**Challenge**
Repeat each entry exactly and drop the pictures.

(Dataset items)
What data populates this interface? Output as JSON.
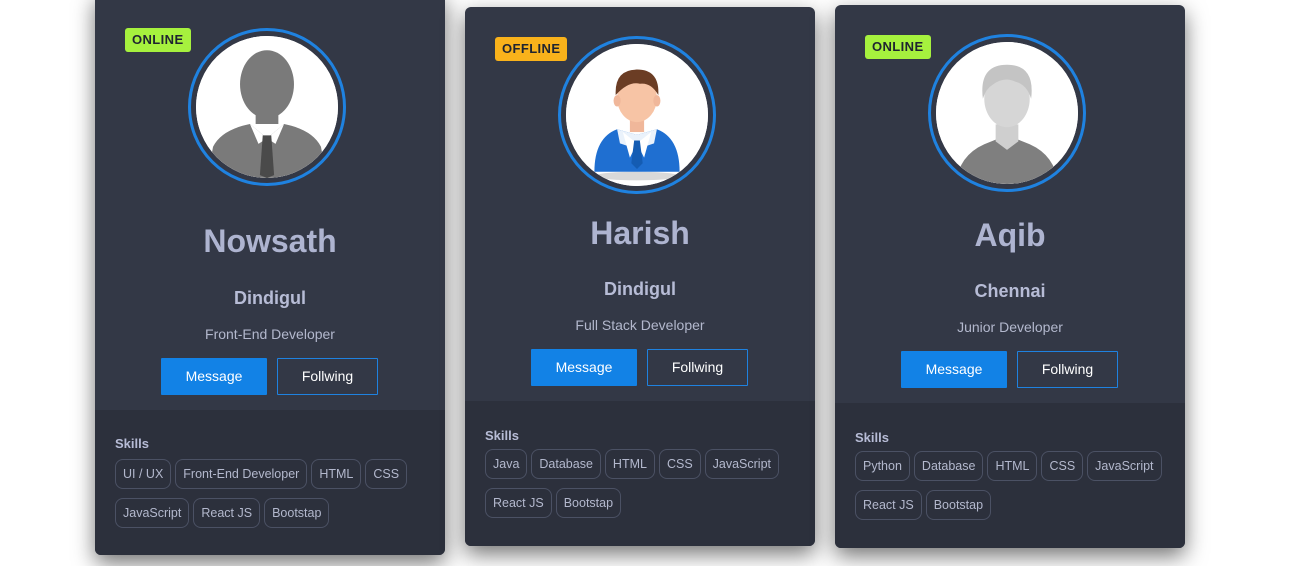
{
  "colors": {
    "card_bg": "#333846",
    "skills_bg": "#2c303c",
    "accent": "#1282e6",
    "online": "#a6f13e",
    "offline": "#f9b21b"
  },
  "cards": [
    {
      "status": "ONLINE",
      "status_color": "#a6f13e",
      "avatar_icon": "user-silhouette-tie-icon",
      "name": "Nowsath",
      "city": "Dindigul",
      "role": "Front-End Developer",
      "message_label": "Message",
      "following_label": "Follwing",
      "skills_title": "Skills",
      "skills": [
        "UI / UX",
        "Front-End Developer",
        "HTML",
        "CSS",
        "JavaScript",
        "React JS",
        "Bootstap"
      ]
    },
    {
      "status": "OFFLINE",
      "status_color": "#f9b21b",
      "avatar_icon": "businessman-avatar-icon",
      "name": "Harish",
      "city": "Dindigul",
      "role": "Full Stack Developer",
      "message_label": "Message",
      "following_label": "Follwing",
      "skills_title": "Skills",
      "skills": [
        "Java",
        "Database",
        "HTML",
        "CSS",
        "JavaScript",
        "React JS",
        "Bootstap"
      ]
    },
    {
      "status": "ONLINE",
      "status_color": "#a6f13e",
      "avatar_icon": "user-silhouette-grey-icon",
      "name": "Aqib",
      "city": "Chennai",
      "role": "Junior Developer",
      "message_label": "Message",
      "following_label": "Follwing",
      "skills_title": "Skills",
      "skills": [
        "Python",
        "Database",
        "HTML",
        "CSS",
        "JavaScript",
        "React JS",
        "Bootstap"
      ]
    }
  ]
}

**Solution**
What data populates this interface? Output as JSON.
{
  "colors": {
    "card_bg": "#333846",
    "skills_bg": "#2c303c",
    "accent": "#1282e6",
    "online": "#a6f13e",
    "offline": "#f9b21b"
  },
  "cards": [
    {
      "status": "ONLINE",
      "status_color": "#a6f13e",
      "avatar_icon": "user-silhouette-tie-icon",
      "name": "Nowsath",
      "city": "Dindigul",
      "role": "Front-End Developer",
      "message_label": "Message",
      "following_label": "Follwing",
      "skills_title": "Skills",
      "skills": [
        "UI / UX",
        "Front-End Developer",
        "HTML",
        "CSS",
        "JavaScript",
        "React JS",
        "Bootstap"
      ]
    },
    {
      "status": "OFFLINE",
      "status_color": "#f9b21b",
      "avatar_icon": "businessman-avatar-icon",
      "name": "Harish",
      "city": "Dindigul",
      "role": "Full Stack Developer",
      "message_label": "Message",
      "following_label": "Follwing",
      "skills_title": "Skills",
      "skills": [
        "Java",
        "Database",
        "HTML",
        "CSS",
        "JavaScript",
        "React JS",
        "Bootstap"
      ]
    },
    {
      "status": "ONLINE",
      "status_color": "#a6f13e",
      "avatar_icon": "user-silhouette-grey-icon",
      "name": "Aqib",
      "city": "Chennai",
      "role": "Junior Developer",
      "message_label": "Message",
      "following_label": "Follwing",
      "skills_title": "Skills",
      "skills": [
        "Python",
        "Database",
        "HTML",
        "CSS",
        "JavaScript",
        "React JS",
        "Bootstap"
      ]
    }
  ]
}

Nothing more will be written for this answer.